Transcribed document page entries
▶

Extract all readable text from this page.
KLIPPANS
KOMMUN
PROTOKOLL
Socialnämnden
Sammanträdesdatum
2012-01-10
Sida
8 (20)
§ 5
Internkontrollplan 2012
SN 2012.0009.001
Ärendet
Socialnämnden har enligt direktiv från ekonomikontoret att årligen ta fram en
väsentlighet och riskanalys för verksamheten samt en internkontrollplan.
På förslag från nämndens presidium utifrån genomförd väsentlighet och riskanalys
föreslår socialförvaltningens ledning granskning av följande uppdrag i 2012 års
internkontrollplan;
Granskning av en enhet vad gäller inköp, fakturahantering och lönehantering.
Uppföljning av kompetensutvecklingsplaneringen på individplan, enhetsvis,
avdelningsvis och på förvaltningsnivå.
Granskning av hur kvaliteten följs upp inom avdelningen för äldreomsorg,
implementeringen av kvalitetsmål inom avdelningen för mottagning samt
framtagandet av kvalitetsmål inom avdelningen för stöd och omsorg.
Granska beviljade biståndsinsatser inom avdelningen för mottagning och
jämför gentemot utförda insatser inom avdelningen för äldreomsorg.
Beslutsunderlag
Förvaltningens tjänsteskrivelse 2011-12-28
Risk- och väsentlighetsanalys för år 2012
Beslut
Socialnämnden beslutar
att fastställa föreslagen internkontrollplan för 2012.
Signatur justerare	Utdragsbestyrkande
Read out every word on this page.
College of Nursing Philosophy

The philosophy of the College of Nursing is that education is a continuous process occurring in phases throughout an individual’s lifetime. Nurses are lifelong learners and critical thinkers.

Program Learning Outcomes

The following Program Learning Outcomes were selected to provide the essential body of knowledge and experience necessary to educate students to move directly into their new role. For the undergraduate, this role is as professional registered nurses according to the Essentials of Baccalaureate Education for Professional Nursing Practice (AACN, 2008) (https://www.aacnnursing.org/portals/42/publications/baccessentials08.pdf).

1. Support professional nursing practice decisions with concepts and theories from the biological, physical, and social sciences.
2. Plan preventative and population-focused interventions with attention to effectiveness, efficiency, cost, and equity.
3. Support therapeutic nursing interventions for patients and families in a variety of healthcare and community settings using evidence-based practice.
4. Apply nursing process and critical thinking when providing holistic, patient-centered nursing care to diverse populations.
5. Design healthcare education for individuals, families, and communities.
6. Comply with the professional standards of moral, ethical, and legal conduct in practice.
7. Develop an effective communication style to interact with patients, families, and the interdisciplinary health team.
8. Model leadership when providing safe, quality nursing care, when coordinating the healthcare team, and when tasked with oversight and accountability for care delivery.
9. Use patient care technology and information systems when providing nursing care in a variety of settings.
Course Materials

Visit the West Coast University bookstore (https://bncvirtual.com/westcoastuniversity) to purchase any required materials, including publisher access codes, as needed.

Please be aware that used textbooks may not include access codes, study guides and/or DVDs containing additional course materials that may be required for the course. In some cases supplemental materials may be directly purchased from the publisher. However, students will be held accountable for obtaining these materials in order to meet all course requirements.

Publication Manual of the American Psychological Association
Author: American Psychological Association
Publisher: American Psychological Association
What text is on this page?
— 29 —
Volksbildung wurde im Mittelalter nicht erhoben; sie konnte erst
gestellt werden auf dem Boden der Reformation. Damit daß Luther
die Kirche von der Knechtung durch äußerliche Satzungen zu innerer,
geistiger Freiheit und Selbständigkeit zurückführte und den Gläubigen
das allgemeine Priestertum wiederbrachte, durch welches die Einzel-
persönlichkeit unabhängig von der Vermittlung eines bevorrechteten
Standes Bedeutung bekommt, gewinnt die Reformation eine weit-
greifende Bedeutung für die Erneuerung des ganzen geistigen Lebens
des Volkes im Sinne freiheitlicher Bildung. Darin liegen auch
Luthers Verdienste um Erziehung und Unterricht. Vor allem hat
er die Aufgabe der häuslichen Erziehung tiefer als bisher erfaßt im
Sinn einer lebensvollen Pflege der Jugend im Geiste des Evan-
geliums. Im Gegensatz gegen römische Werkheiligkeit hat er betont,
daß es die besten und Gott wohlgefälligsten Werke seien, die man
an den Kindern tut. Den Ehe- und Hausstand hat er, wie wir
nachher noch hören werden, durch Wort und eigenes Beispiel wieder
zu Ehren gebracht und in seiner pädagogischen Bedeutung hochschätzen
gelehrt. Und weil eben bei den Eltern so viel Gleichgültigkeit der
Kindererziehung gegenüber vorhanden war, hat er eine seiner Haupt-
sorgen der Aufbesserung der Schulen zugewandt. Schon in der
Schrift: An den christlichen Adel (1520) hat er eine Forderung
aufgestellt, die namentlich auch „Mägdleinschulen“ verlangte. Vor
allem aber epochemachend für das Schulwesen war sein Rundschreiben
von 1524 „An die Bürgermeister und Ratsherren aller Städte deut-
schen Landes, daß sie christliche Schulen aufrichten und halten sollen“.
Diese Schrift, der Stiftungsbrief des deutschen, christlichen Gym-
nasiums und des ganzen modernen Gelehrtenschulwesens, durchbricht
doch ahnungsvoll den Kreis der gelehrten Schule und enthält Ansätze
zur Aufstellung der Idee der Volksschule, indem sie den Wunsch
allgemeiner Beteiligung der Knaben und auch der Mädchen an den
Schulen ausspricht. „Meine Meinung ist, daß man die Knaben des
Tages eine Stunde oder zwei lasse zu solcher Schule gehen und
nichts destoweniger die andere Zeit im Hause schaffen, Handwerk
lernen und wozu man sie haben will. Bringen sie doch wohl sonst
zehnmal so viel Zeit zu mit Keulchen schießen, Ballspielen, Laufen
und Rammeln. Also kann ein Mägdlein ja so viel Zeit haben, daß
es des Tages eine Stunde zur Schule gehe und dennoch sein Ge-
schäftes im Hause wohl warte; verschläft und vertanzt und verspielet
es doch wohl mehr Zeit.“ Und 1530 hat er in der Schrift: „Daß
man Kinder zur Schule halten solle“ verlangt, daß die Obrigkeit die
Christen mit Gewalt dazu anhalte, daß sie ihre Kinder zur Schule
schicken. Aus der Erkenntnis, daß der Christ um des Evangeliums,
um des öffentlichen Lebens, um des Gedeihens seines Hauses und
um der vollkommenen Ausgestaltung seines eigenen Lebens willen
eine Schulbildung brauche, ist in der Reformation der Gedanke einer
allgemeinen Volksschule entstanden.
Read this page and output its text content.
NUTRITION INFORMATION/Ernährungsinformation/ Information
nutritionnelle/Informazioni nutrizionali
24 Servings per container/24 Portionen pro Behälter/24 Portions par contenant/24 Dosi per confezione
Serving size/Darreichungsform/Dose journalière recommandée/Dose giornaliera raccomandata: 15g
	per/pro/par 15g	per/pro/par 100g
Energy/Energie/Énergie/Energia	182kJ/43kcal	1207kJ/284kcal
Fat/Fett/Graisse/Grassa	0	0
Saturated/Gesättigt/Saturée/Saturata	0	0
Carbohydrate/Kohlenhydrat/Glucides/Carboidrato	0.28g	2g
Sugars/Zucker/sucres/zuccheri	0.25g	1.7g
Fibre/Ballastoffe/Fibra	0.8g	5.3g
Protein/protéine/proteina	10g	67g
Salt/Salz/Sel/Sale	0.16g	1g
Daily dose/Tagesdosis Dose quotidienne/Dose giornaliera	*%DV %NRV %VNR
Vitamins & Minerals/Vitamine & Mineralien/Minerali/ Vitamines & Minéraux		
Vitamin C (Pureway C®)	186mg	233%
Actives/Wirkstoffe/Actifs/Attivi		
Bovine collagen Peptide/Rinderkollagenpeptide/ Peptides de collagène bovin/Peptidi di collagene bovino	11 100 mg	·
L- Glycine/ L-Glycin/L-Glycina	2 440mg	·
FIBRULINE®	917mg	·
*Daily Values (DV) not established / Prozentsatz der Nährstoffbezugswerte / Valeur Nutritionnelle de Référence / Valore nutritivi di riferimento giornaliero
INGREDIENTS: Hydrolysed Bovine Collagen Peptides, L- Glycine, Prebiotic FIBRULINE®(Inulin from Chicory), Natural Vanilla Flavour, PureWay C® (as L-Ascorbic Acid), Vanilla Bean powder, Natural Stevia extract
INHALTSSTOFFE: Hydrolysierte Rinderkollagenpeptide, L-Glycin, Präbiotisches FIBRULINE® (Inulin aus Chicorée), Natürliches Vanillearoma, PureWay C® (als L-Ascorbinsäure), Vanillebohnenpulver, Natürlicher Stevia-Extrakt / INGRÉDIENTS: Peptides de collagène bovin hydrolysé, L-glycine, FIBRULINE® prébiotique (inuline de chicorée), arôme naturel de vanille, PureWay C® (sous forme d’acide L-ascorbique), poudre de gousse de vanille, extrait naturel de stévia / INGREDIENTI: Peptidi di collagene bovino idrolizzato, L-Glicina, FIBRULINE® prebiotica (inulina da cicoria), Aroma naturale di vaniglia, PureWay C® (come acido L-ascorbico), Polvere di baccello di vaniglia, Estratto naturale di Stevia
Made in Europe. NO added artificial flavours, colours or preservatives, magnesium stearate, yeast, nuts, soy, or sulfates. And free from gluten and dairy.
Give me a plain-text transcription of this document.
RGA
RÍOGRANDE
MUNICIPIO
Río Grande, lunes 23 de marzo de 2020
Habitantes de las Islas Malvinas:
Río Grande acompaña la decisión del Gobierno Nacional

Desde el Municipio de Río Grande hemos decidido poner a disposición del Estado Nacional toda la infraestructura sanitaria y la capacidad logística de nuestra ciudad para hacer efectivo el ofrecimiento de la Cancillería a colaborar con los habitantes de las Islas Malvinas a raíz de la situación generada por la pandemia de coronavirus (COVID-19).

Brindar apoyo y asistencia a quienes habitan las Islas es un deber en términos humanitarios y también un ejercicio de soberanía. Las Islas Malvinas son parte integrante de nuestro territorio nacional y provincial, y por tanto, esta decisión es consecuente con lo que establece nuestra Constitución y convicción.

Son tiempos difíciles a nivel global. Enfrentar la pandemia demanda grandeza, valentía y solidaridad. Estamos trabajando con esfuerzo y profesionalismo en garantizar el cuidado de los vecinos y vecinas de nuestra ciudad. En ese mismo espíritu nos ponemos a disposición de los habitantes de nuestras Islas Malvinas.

◀

▶ **Exercise prompt**:
"patients" is the word to look for; copy every line of the data that has it.

▶ **Answer to this problem**:
3. Support therapeutic nursing interventions for patients and families in a variety of healthcare and community settings using evidence-based practice.
7. Develop an effective communication style to interact with patients, families, and the interdisciplinary health team.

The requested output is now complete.